• Input records:
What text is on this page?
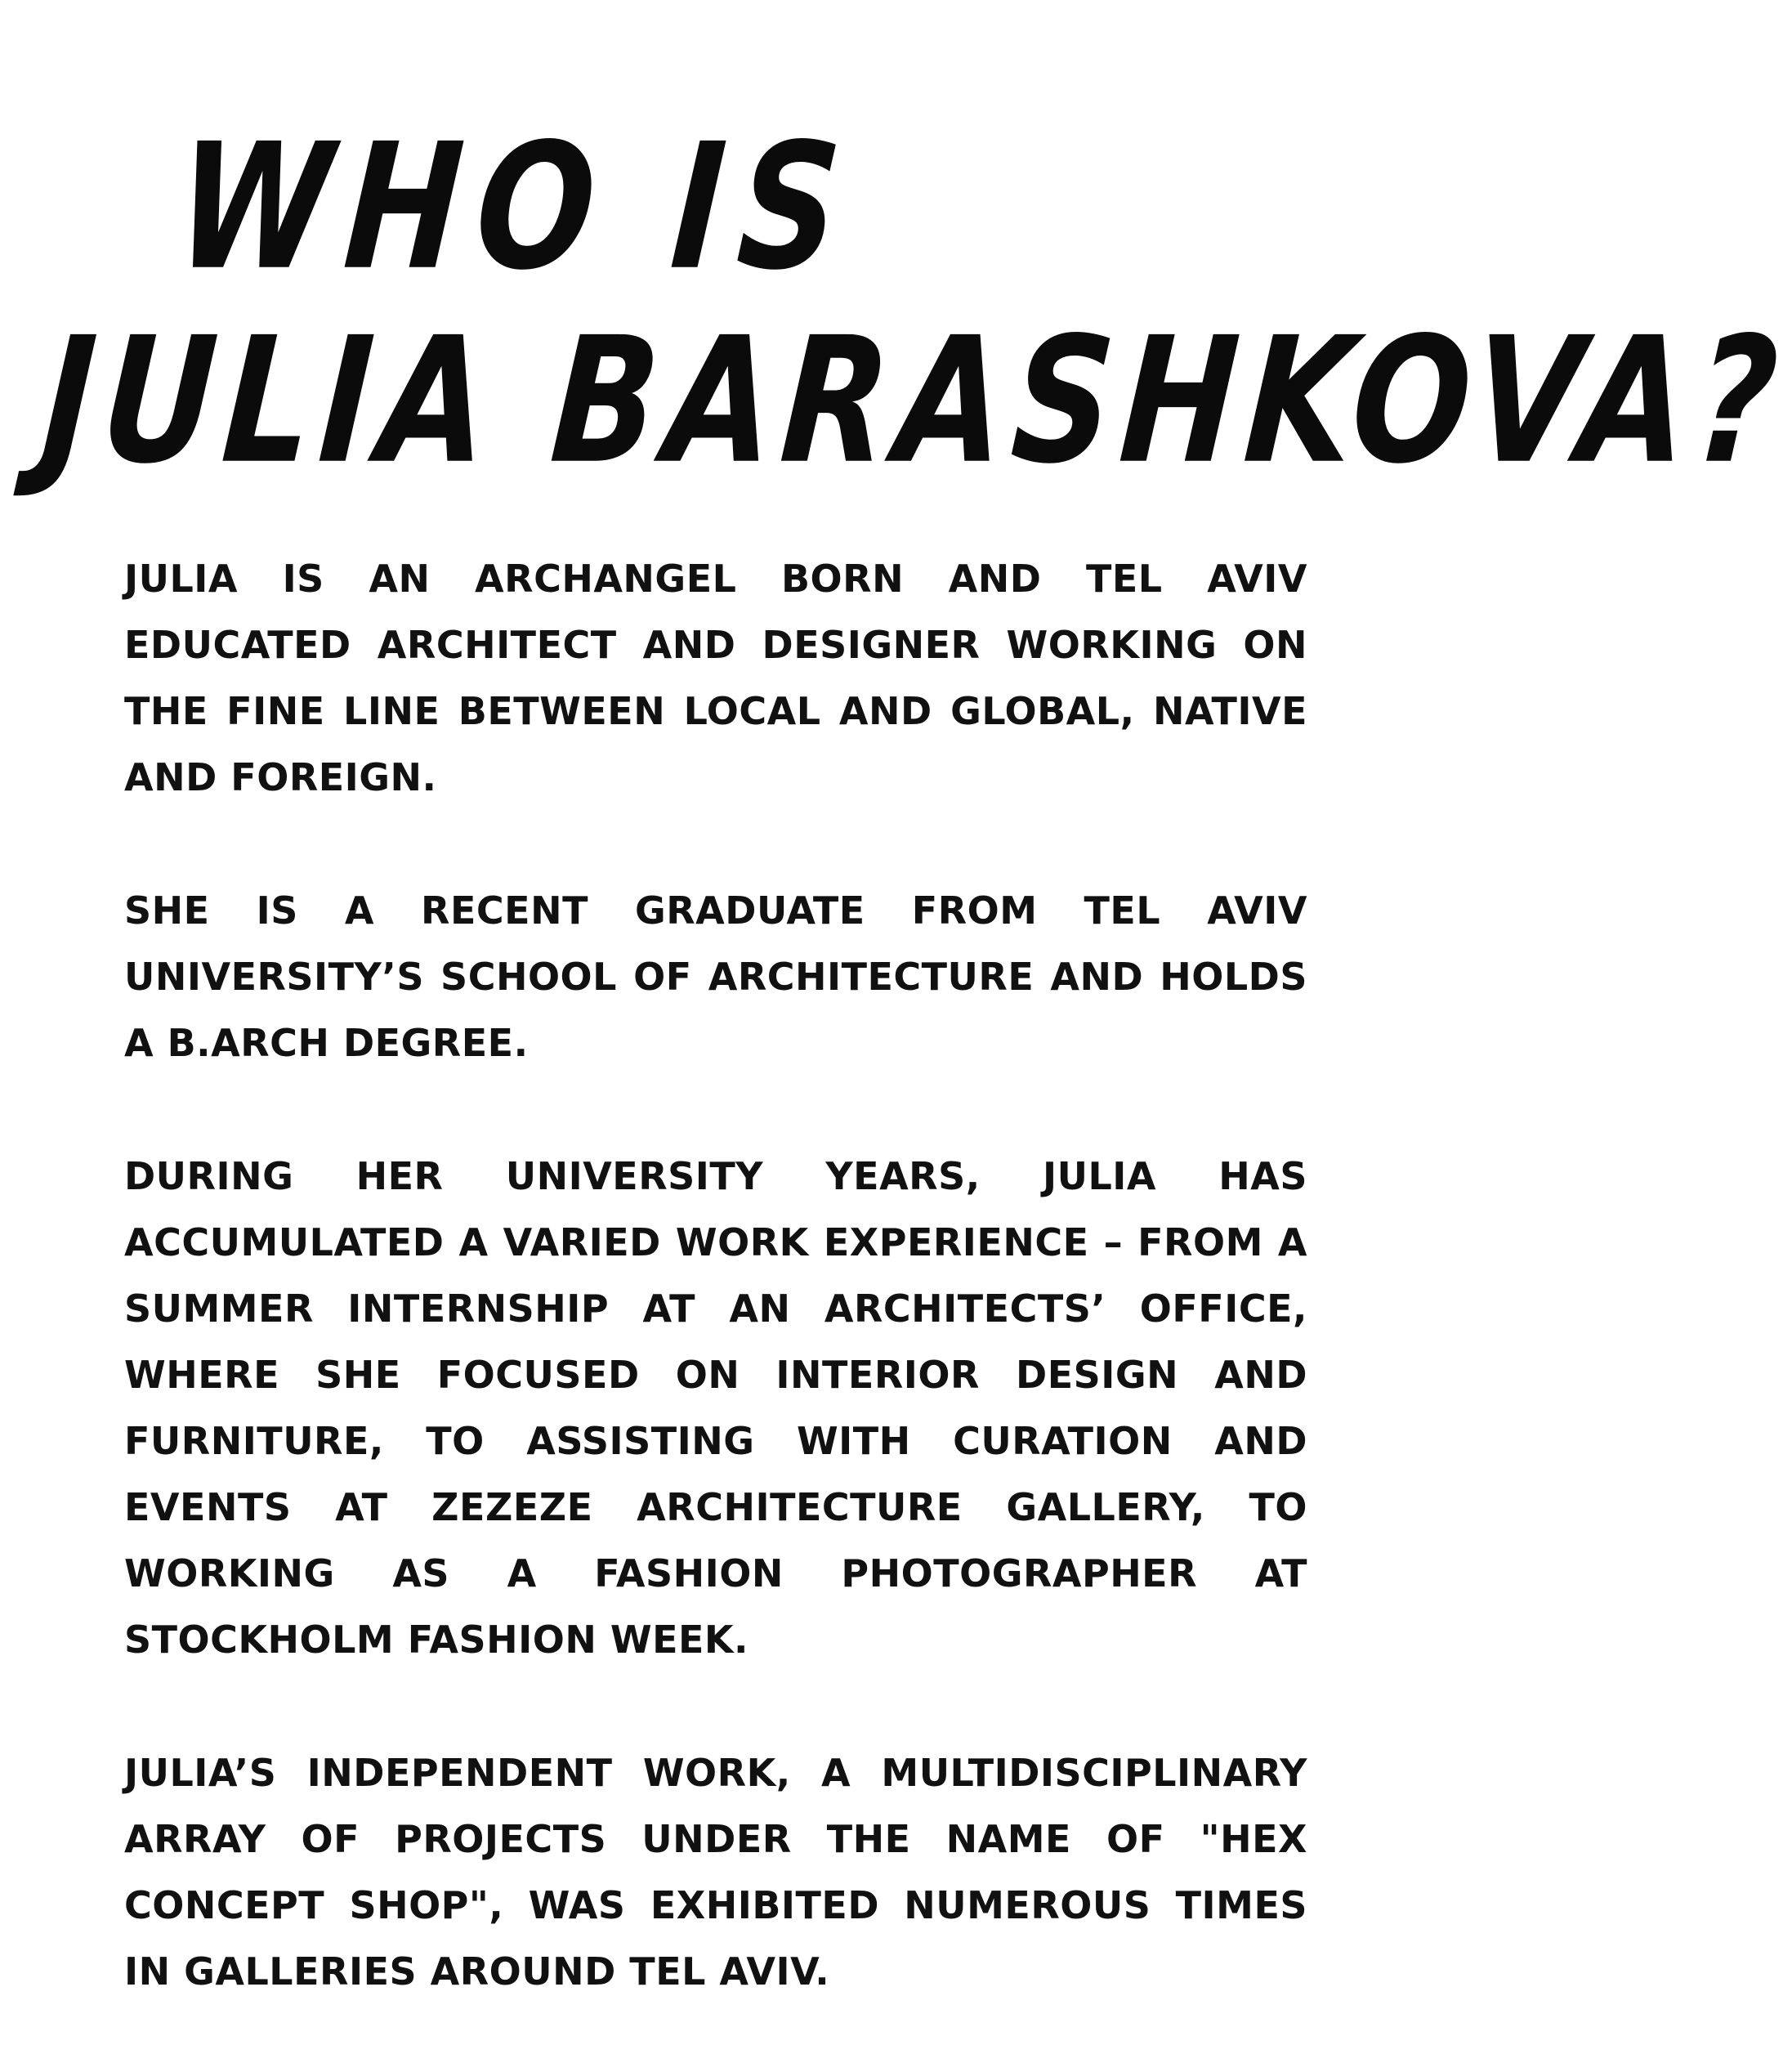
WHO IS
JULIA BARASHKOVA?

JULIA IS AN ARCHANGEL BORN AND TEL AVIV EDUCATED ARCHITECT AND DESIGNER WORKING ON THE FINE LINE BETWEEN LOCAL AND GLOBAL, NATIVE AND FOREIGN.

SHE IS A RECENT GRADUATE FROM TEL AVIV UNIVERSITY’S SCHOOL OF ARCHITECTURE AND HOLDS A B.ARCH DEGREE.

DURING HER UNIVERSITY YEARS, JULIA HAS ACCUMULATED A VARIED WORK EXPERIENCE – FROM A SUMMER INTERNSHIP AT AN ARCHITECTS’ OFFICE, WHERE SHE FOCUSED ON INTERIOR DESIGN AND FURNITURE, TO ASSISTING WITH CURATION AND EVENTS AT ZEZEZE ARCHITECTURE GALLERY, TO WORKING AS A FASHION PHOTOGRAPHER AT STOCKHOLM FASHION WEEK.

JULIA’S INDEPENDENT WORK, A MULTIDISCIPLINARY ARRAY OF PROJECTS UNDER THE NAME OF "HEX CONCEPT SHOP", WAS EXHIBITED NUMEROUS TIMES IN GALLERIES AROUND TEL AVIV.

• Set task:
Copy all lines from the listing that contain "UNIVERSITY".

• Answer for the task:
SHE IS A RECENT GRADUATE FROM TEL AVIV UNIVERSITY’S SCHOOL OF ARCHITECTURE AND HOLDS A B.ARCH DEGREE.
DURING HER UNIVERSITY YEARS, JULIA HAS ACCUMULATED A VARIED WORK EXPERIENCE – FROM A SUMMER INTERNSHIP AT AN ARCHITECTS’ OFFICE, WHERE SHE FOCUSED ON INTERIOR DESIGN AND FURNITURE, TO ASSISTING WITH CURATION AND EVENTS AT ZEZEZE ARCHITECTURE GALLERY, TO WORKING AS A FASHION PHOTOGRAPHER AT STOCKHOLM FASHION WEEK.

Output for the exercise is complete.